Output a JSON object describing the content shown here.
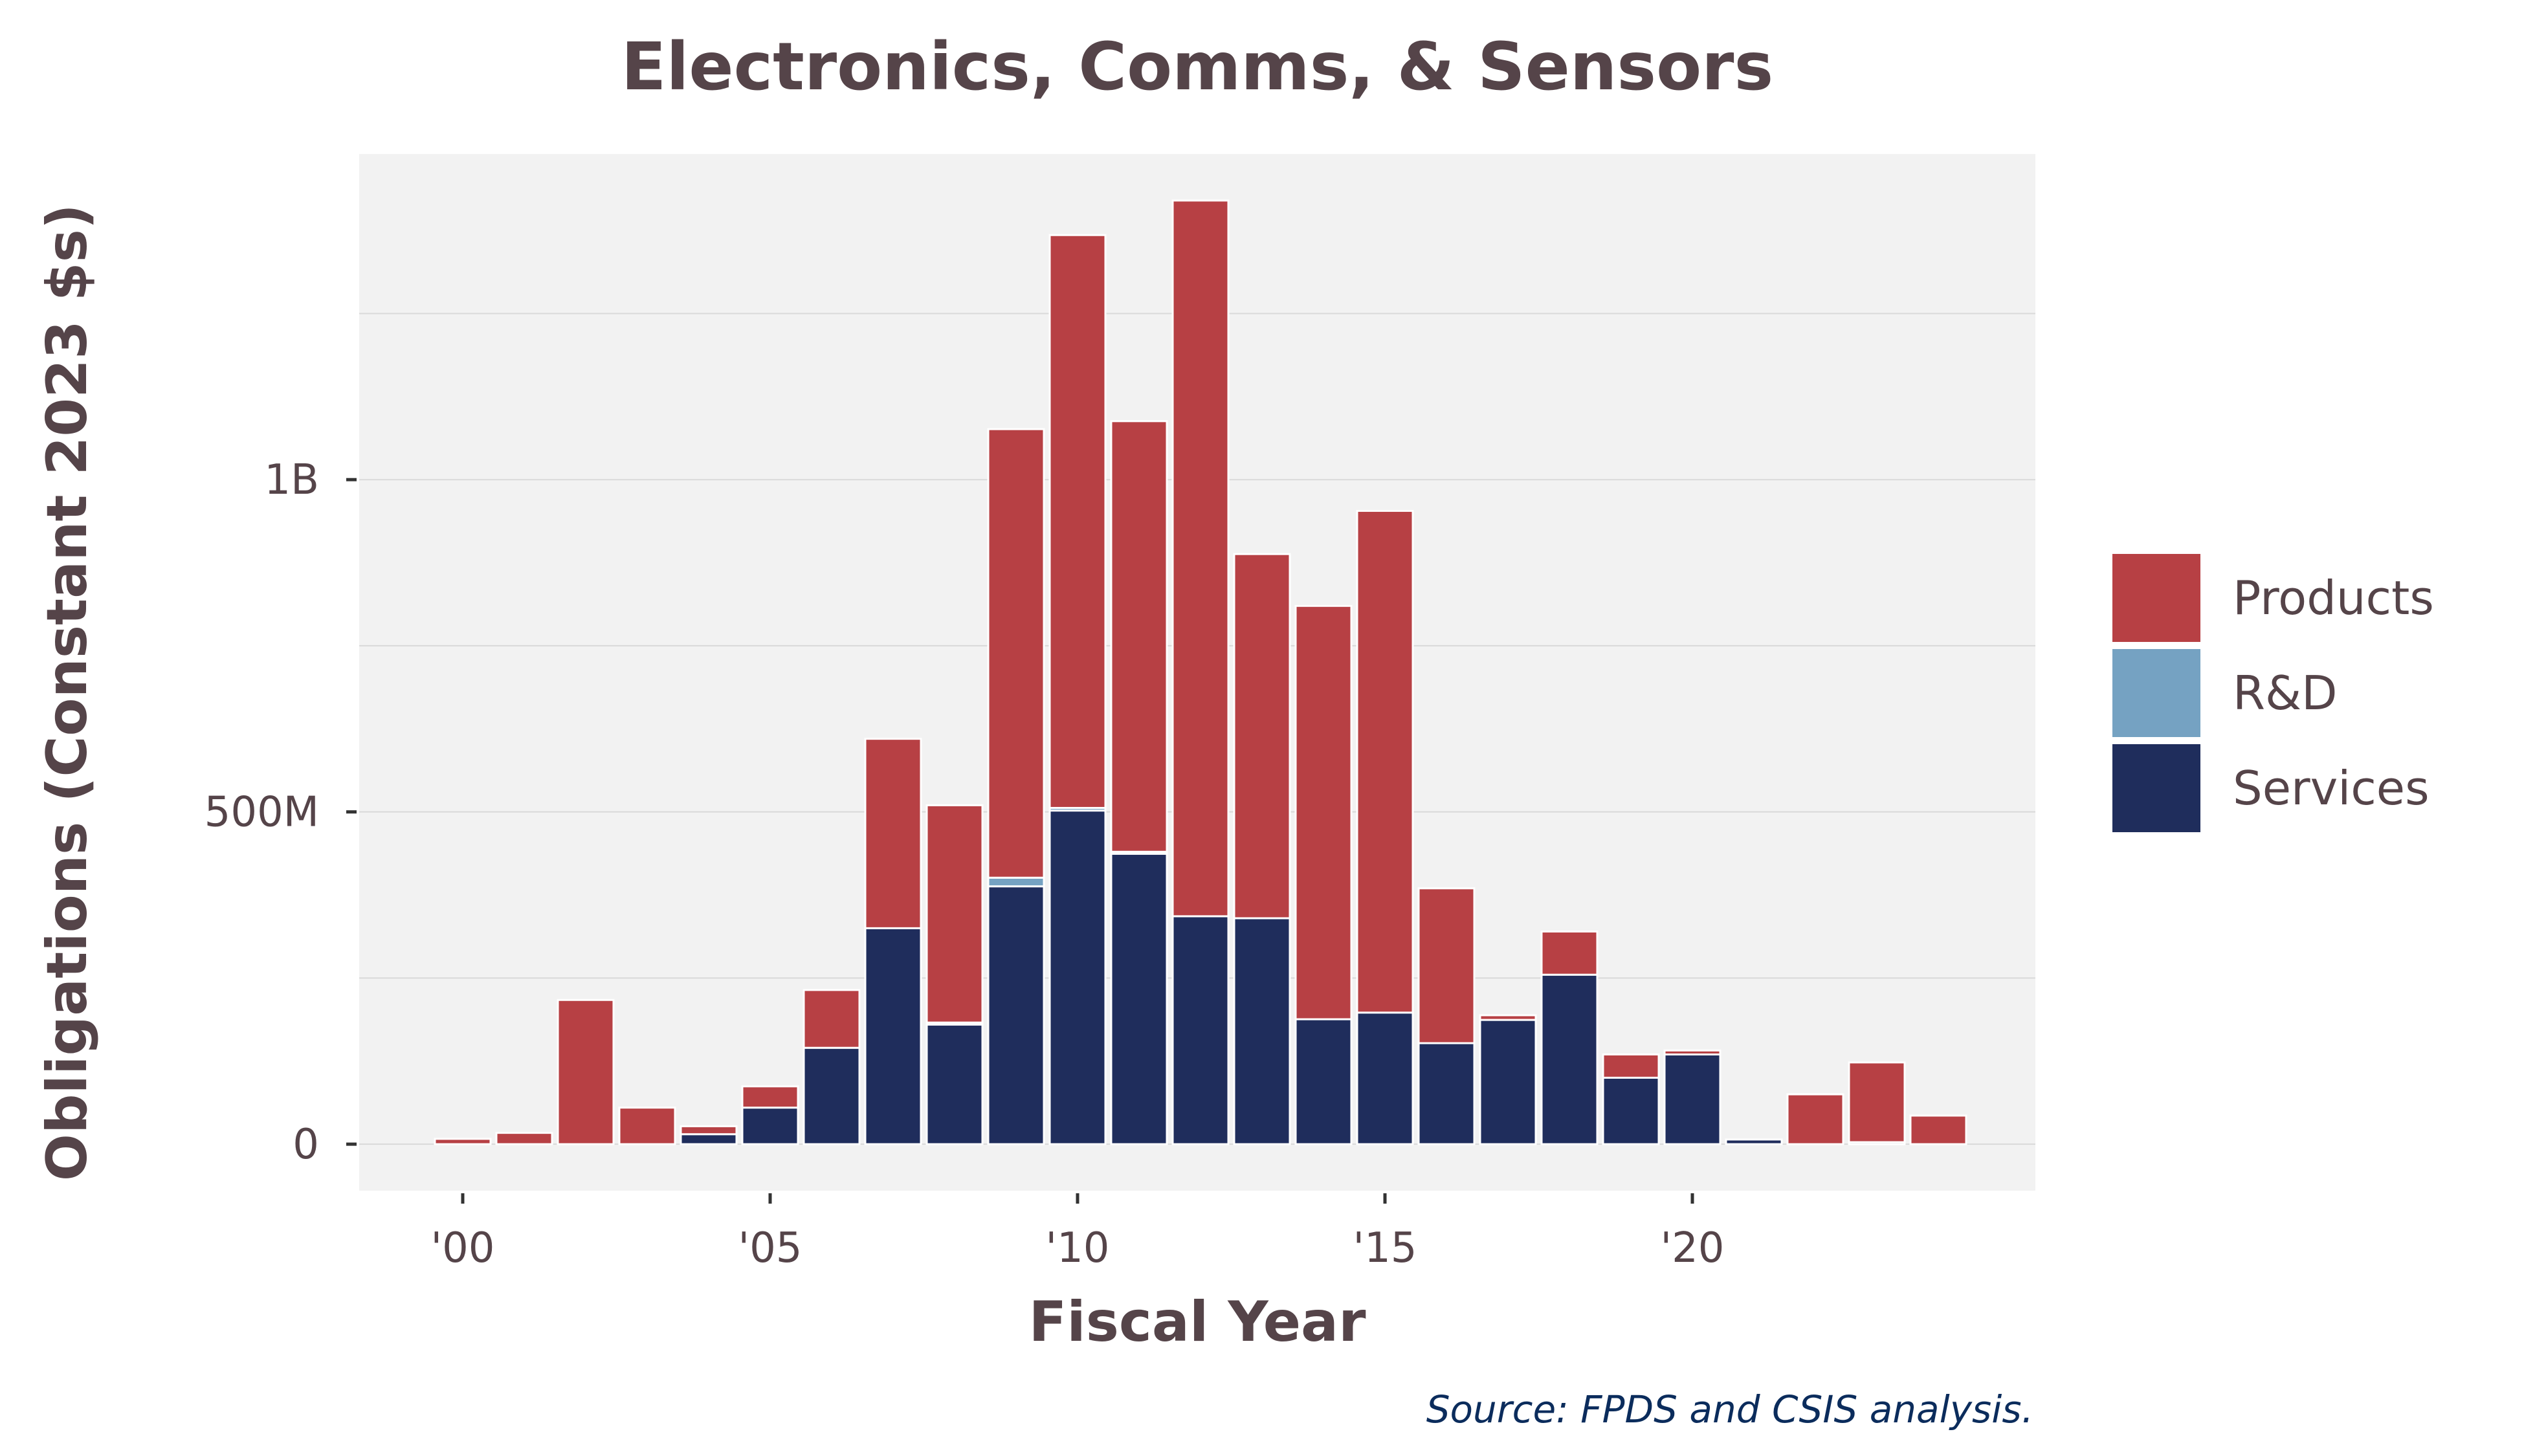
{
  "chart_data": {
    "type": "bar",
    "stacked": true,
    "title": "Electronics, Comms, & Sensors",
    "xlabel": "Fiscal Year",
    "ylabel": "Obligations (Constant 2023 $s)",
    "source": "Source: FPDS and CSIS analysis.",
    "x": [
      2000,
      2001,
      2002,
      2003,
      2004,
      2005,
      2006,
      2007,
      2008,
      2009,
      2010,
      2011,
      2012,
      2013,
      2014,
      2015,
      2016,
      2017,
      2018,
      2019,
      2020,
      2021,
      2022,
      2023,
      2024
    ],
    "x_tick_values": [
      2000,
      2005,
      2010,
      2015,
      2020
    ],
    "x_tick_labels": [
      "'00",
      "'05",
      "'10",
      "'15",
      "'20"
    ],
    "y_tick_values": [
      0,
      500000000,
      1000000000
    ],
    "y_tick_labels": [
      "0",
      "500M",
      "1B"
    ],
    "ylim": [
      -70000000,
      1490000000
    ],
    "grid": true,
    "legend_position": "right",
    "series": [
      {
        "name": "Services",
        "color": "#1f2d5c",
        "values": [
          0,
          0,
          0,
          0,
          15000000,
          55000000,
          145000000,
          325000000,
          180000000,
          388000000,
          502000000,
          437000000,
          343000000,
          340000000,
          188000000,
          198000000,
          152000000,
          187000000,
          255000000,
          100000000,
          135000000,
          7000000,
          0,
          3000000,
          0
        ]
      },
      {
        "name": "R&D",
        "color": "#75a2c2",
        "values": [
          0,
          0,
          0,
          0,
          0,
          0,
          0,
          0,
          3000000,
          13000000,
          4000000,
          3000000,
          0,
          0,
          0,
          0,
          0,
          0,
          0,
          0,
          0,
          0,
          0,
          0,
          0
        ]
      },
      {
        "name": "Products",
        "color": "#b74044",
        "values": [
          8000000,
          17000000,
          217000000,
          55000000,
          12000000,
          32000000,
          87000000,
          285000000,
          327000000,
          675000000,
          862000000,
          648000000,
          1077000000,
          548000000,
          622000000,
          755000000,
          233000000,
          7000000,
          65000000,
          35000000,
          6000000,
          0,
          75000000,
          120000000,
          43000000
        ]
      }
    ],
    "legend_order": [
      "Products",
      "R&D",
      "Services"
    ]
  }
}
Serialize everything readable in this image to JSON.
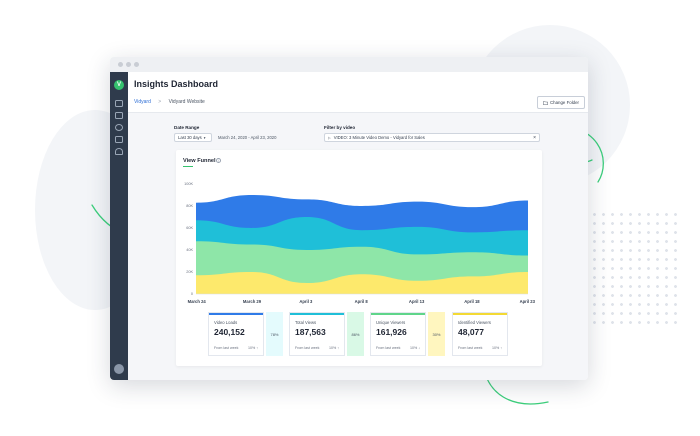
{
  "app": {
    "title": "Insights Dashboard"
  },
  "breadcrumb": {
    "root": "Vidyard",
    "separator": ">",
    "current": "Vidyard Website"
  },
  "toolbar": {
    "change_folder_label": "Change Folder"
  },
  "filters": {
    "date_range_label": "Date Range",
    "date_preset": "Last 30 days",
    "date_text": "March 24, 2020 - April 23, 2020",
    "video_filter_label": "Filter by video",
    "video_value": "VIDEO: 3 Minute Video Demo - Vidyard for Sales",
    "clear_symbol": "×"
  },
  "chart": {
    "title": "View Funnel",
    "info": "i",
    "y_ticks": [
      "100K",
      "80K",
      "60K",
      "40K",
      "20K",
      "0"
    ],
    "x_ticks": [
      "March 24",
      "March 29",
      "April 3",
      "April 8",
      "April 13",
      "April 18",
      "April 23"
    ]
  },
  "chart_data": {
    "type": "area",
    "x": [
      "March 24",
      "March 29",
      "April 3",
      "April 8",
      "April 13",
      "April 18",
      "April 23"
    ],
    "ylim": [
      0,
      100000
    ],
    "series": [
      {
        "name": "Video Loads",
        "color": "#2f7be8",
        "values": [
          83000,
          90000,
          86000,
          80000,
          84000,
          79000,
          85000
        ]
      },
      {
        "name": "Total Views",
        "color": "#1fbfd8",
        "values": [
          67000,
          60000,
          70000,
          58000,
          61000,
          56000,
          58000
        ]
      },
      {
        "name": "Unique Viewers",
        "color": "#8ee6a8",
        "values": [
          48000,
          45000,
          40000,
          43000,
          36000,
          38000,
          35000
        ]
      },
      {
        "name": "Identified Viewers",
        "color": "#fde96c",
        "values": [
          17000,
          20000,
          10000,
          18000,
          12000,
          16000,
          20000
        ]
      }
    ]
  },
  "stats": [
    {
      "label": "Video Loads",
      "value": "240,152",
      "from": "From last week",
      "pct": "10% ↑",
      "color": "#2f7be8"
    },
    {
      "label": "Total Views",
      "value": "187,563",
      "from": "From last week",
      "pct": "10% ↑",
      "color": "#1fbfd8"
    },
    {
      "label": "Unique Viewers",
      "value": "161,926",
      "from": "From last week",
      "pct": "10% ↓",
      "color": "#5fd58a"
    },
    {
      "label": "Identified Viewers",
      "value": "48,077",
      "from": "From last week",
      "pct": "10% ↑",
      "color": "#f3d934"
    }
  ],
  "conversions": [
    "78%",
    "86%",
    "30%",
    "75%"
  ],
  "colors": {
    "sidebar": "#2f3b4c",
    "accent_green": "#35c26e",
    "link_blue": "#2f6fd6"
  },
  "icons": [
    "vidyard-logo-icon",
    "chat-icon",
    "chart-icon",
    "gear-icon",
    "network-icon",
    "users-icon",
    "folder-icon",
    "video-icon",
    "close-icon"
  ]
}
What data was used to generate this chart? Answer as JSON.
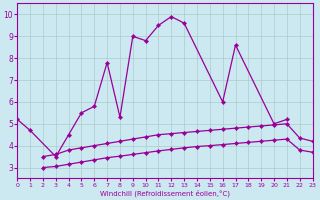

......

■ What to work on
Strip the images and reproduce the remaining records precisely.

■ Correct answer
Output a JSON object describing the content shown here.
{
  "chart_data": {
    "type": "bar",
    "stacked": true,
    "title": "Electronics, Comms, & Sensors",
    "xlabel": "Fiscal Year",
    "ylabel": "Obligations (Constant 2023 $s)",
    "source": "Source: FPDS and CSIS analysis.",
    "x": [
      2000,
      2001,
      2002,
      2003,
      2004,
      2005,
      2006,
      2007,
      2008,
      2009,
      2010,
      2011,
      2012,
      2013,
      2014,
      2015,
      2016,
      2017,
      2018,
      2019,
      2020,
      2021,
      2022,
      2023,
      2024
    ],
    "x_tick_values": [
      2000,
      2005,
      2010,
      2015,
      2020
    ],
    "x_tick_labels": [
      "'00",
      "'05",
      "'10",
      "'15",
      "'20"
    ],
    "y_tick_values": [
      0,
      500000000,
      1000000000
    ],
    "y_tick_labels": [
      "0",
      "500M",
      "1B"
    ],
    "ylim": [
      -70000000,
      1490000000
    ],
    "grid": true,
    "legend_position": "right",
    "series": [
      {
        "name": "Services",
        "color": "#1f2d5c",
        "values": [
          0,
          0,
          0,
          0,
          15000000,
          55000000,
          145000000,
          325000000,
          180000000,
          388000000,
          502000000,
          437000000,
          343000000,
          340000000,
          188000000,
          198000000,
          152000000,
          187000000,
          255000000,
          100000000,
          135000000,
          7000000,
          0,
          3000000,
          0
        ]
      },
      {
        "name": "R&D",
        "color": "#75a2c2",
        "values": [
          0,
          0,
          0,
          0,
          0,
          0,
          0,
          0,
          3000000,
          13000000,
          4000000,
          3000000,
          0,
          0,
          0,
          0,
          0,
          0,
          0,
          0,
          0,
          0,
          0,
          0,
          0
        ]
      },
      {
        "name": "Products",
        "color": "#b74044",
        "values": [
          8000000,
          17000000,
          217000000,
          55000000,
          12000000,
          32000000,
          87000000,
          285000000,
          327000000,
          675000000,
          862000000,
          648000000,
          1077000000,
          548000000,
          622000000,
          755000000,
          233000000,
          7000000,
          65000000,
          35000000,
          6000000,
          0,
          75000000,
          120000000,
          43000000
        ]
      }
    ],
    "legend_order": [
      "Products",
      "R&D",
      "Services"
    ]
  }
}
Serialize everything readable in this image to JSON.
{
  "app": {
    "title": "Insights Dashboard"
  },
  "breadcrumb": {
    "root": "Vidyard",
    "separator": ">",
    "current": "Vidyard Website"
  },
  "toolbar": {
    "change_folder_label": "Change Folder"
  },
  "filters": {
    "date_range_label": "Date Range",
    "date_preset": "Last 30 days",
    "date_text": "March 24, 2020 - April 23, 2020",
    "video_filter_label": "Filter by video",
    "video_value": "VIDEO: 3 Minute Video Demo - Vidyard for Sales",
    "clear_symbol": "×"
  },
  "chart": {
    "title": "View Funnel",
    "info": "i",
    "y_ticks": [
      "100K",
      "80K",
      "60K",
      "40K",
      "20K",
      "0"
    ],
    "x_ticks": [
      "March 24",
      "March 29",
      "April 3",
      "April 8",
      "April 13",
      "April 18",
      "April 23"
    ]
  },
  "chart_data": {
    "type": "area",
    "x": [
      "March 24",
      "March 29",
      "April 3",
      "April 8",
      "April 13",
      "April 18",
      "April 23"
    ],
    "ylim": [
      0,
      100000
    ],
    "series": [
      {
        "name": "Video Loads",
        "color": "#2f7be8",
        "values": [
          83000,
          90000,
          86000,
          80000,
          84000,
          79000,
          85000
        ]
      },
      {
        "name": "Total Views",
        "color": "#1fbfd8",
        "values": [
          67000,
          60000,
          70000,
          58000,
          61000,
          56000,
          58000
        ]
      },
      {
        "name": "Unique Viewers",
        "color": "#8ee6a8",
        "values": [
          48000,
          45000,
          40000,
          43000,
          36000,
          38000,
          35000
        ]
      },
      {
        "name": "Identified Viewers",
        "color": "#fde96c",
        "values": [
          17000,
          20000,
          10000,
          18000,
          12000,
          16000,
          20000
        ]
      }
    ]
  },
  "stats": [
    {
      "label": "Video Loads",
      "value": "240,152",
      "from": "From last week",
      "pct": "10% ↑",
      "color": "#2f7be8"
    },
    {
      "label": "Total Views",
      "value": "187,563",
      "from": "From last week",
      "pct": "10% ↑",
      "color": "#1fbfd8"
    },
    {
      "label": "Unique Viewers",
      "value": "161,926",
      "from": "From last week",
      "pct": "10% ↓",
      "color": "#5fd58a"
    },
    {
      "label": "Identified Viewers",
      "value": "48,077",
      "from": "From last week",
      "pct": "10% ↑",
      "color": "#f3d934"
    }
  ],
  "conversions": [
    "78%",
    "86%",
    "30%",
    "75%"
  ],
  "colors": {
    "sidebar": "#2f3b4c",
    "accent_green": "#35c26e",
    "link_blue": "#2f6fd6"
  },
  "icons": [
    "vidyard-logo-icon",
    "chat-icon",
    "chart-icon",
    "gear-icon",
    "network-icon",
    "users-icon",
    "folder-icon",
    "video-icon",
    "close-icon"
  ]
}
What data was used to generate this chart? Answer as JSON.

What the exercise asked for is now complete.